- _Job_:
Here are some records; quote them exactly, leaving out the pictures.

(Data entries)
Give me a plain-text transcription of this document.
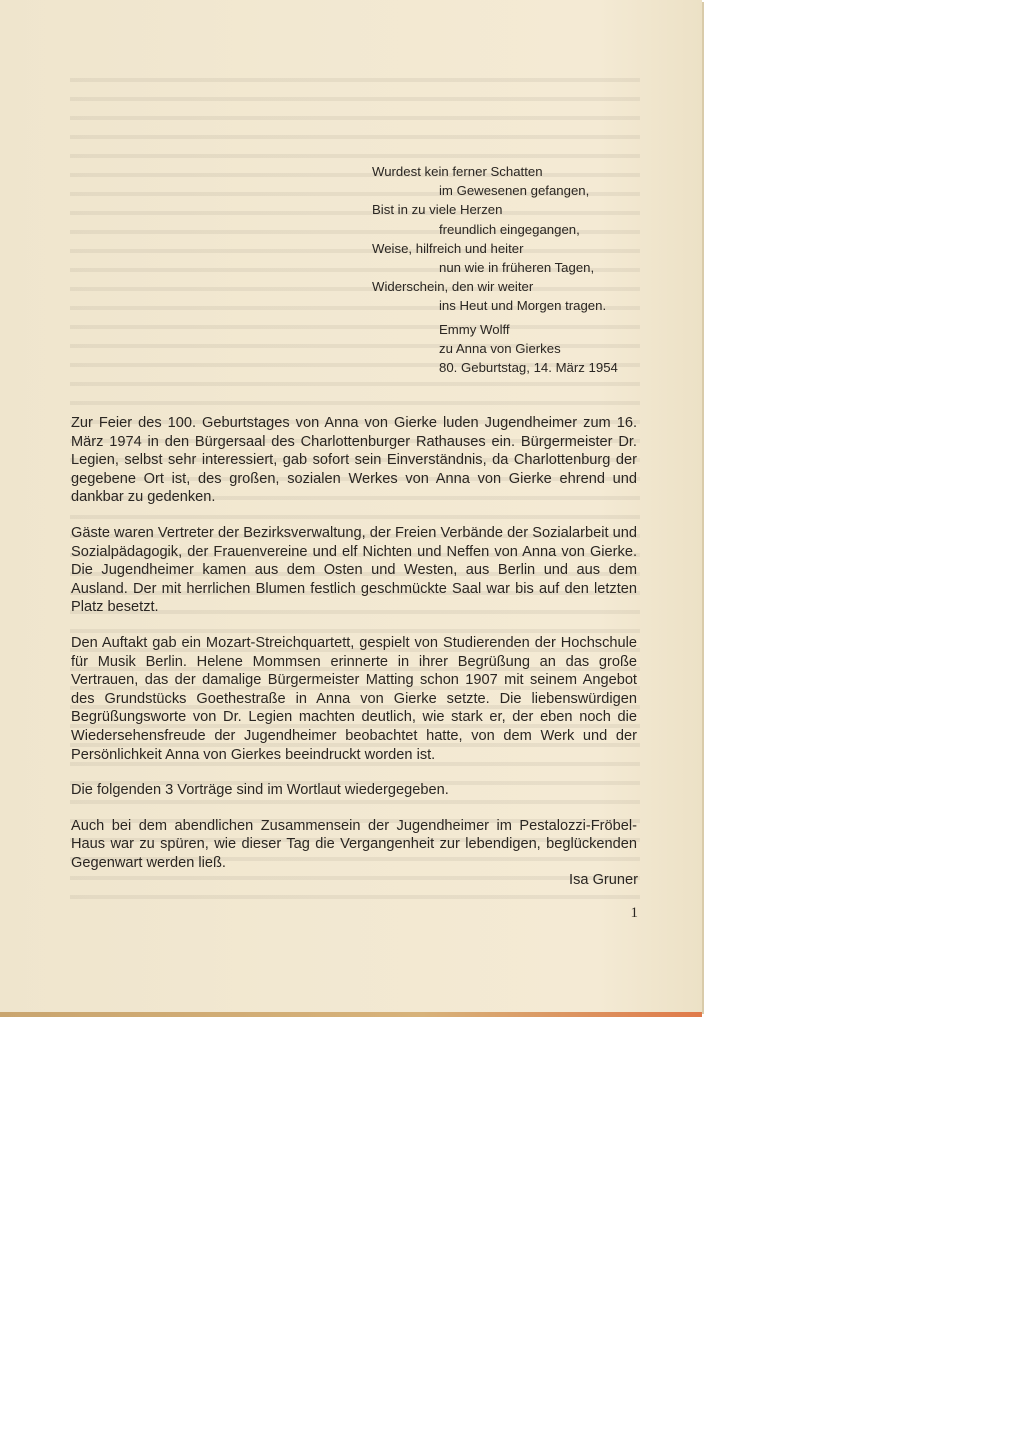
Wurdest kein ferner Schatten
im Gewesenen gefangen,
Bist in zu viele Herzen
freundlich eingegangen,
Weise, hilfreich und heiter
nun wie in früheren Tagen,
Widerschein, den wir weiter
ins Heut und Morgen tragen.
Emmy Wolff
zu Anna von Gierkes
80. Geburtstag, 14. März 1954

Zur Feier des 100. Geburtstages von Anna von Gierke luden Jugendheimer zum 16. März 1974 in den Bürgersaal des Charlottenburger Rathauses ein. Bürgermeister Dr. Legien, selbst sehr interessiert, gab sofort sein Einverständnis, da Charlottenburg der gegebene Ort ist, des großen, sozialen Werkes von Anna von Gierke ehrend und dankbar zu gedenken.

Gäste waren Vertreter der Bezirksverwaltung, der Freien Verbände der Sozialarbeit und Sozialpädagogik, der Frauenvereine und elf Nichten und Neffen von Anna von Gierke. Die Jugendheimer kamen aus dem Osten und Westen, aus Berlin und aus dem Ausland. Der mit herrlichen Blumen festlich geschmückte Saal war bis auf den letzten Platz besetzt.

Den Auftakt gab ein Mozart-Streichquartett, gespielt von Studierenden der Hochschule für Musik Berlin. Helene Mommsen erinnerte in ihrer Begrüßung an das große Vertrauen, das der damalige Bürgermeister Matting schon 1907 mit seinem Angebot des Grundstücks Goethestraße in Anna von Gierke setzte. Die liebenswürdigen Begrüßungsworte von Dr. Legien machten deutlich, wie stark er, der eben noch die Wiedersehensfreude der Jugendheimer beobachtet hatte, von dem Werk und der Persönlichkeit Anna von Gierkes beeindruckt worden ist.

Die folgenden 3 Vorträge sind im Wortlaut wiedergegeben.

Auch bei dem abendlichen Zusammensein der Jugendheimer im Pestalozzi-Fröbel-Haus war zu spüren, wie dieser Tag die Vergangenheit zur lebendigen, beglückenden Gegenwart werden ließ.

Isa Gruner
1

- _Task result_:
Give me a plain-text transcription of this document.
Wurdest kein ferner Schatten
im Gewesenen gefangen,
Bist in zu viele Herzen
freundlich eingegangen,
Weise, hilfreich und heiter
nun wie in früheren Tagen,
Widerschein, den wir weiter
ins Heut und Morgen tragen.
Emmy Wolff
zu Anna von Gierkes
80. Geburtstag, 14. März 1954

Zur Feier des 100. Geburtstages von Anna von Gierke luden Jugendheimer zum 16. März 1974 in den Bürgersaal des Charlottenburger Rathauses ein. Bürgermeister Dr. Legien, selbst sehr interessiert, gab sofort sein Einverständnis, da Charlottenburg der gegebene Ort ist, des großen, sozialen Werkes von Anna von Gierke ehrend und dankbar zu gedenken.

Gäste waren Vertreter der Bezirksverwaltung, der Freien Verbände der Sozialarbeit und Sozialpädagogik, der Frauenvereine und elf Nichten und Neffen von Anna von Gierke. Die Jugendheimer kamen aus dem Osten und Westen, aus Berlin und aus dem Ausland. Der mit herrlichen Blumen festlich geschmückte Saal war bis auf den letzten Platz besetzt.

Den Auftakt gab ein Mozart-Streichquartett, gespielt von Studierenden der Hochschule für Musik Berlin. Helene Mommsen erinnerte in ihrer Begrüßung an das große Vertrauen, das der damalige Bürgermeister Matting schon 1907 mit seinem Angebot des Grundstücks Goethestraße in Anna von Gierke setzte. Die liebenswürdigen Begrüßungsworte von Dr. Legien machten deutlich, wie stark er, der eben noch die Wiedersehensfreude der Jugendheimer beobachtet hatte, von dem Werk und der Persönlichkeit Anna von Gierkes beeindruckt worden ist.

Die folgenden 3 Vorträge sind im Wortlaut wiedergegeben.

Auch bei dem abendlichen Zusammensein der Jugendheimer im Pestalozzi-Fröbel-Haus war zu spüren, wie dieser Tag die Vergangenheit zur lebendigen, beglückenden Gegenwart werden ließ.

Isa Gruner
1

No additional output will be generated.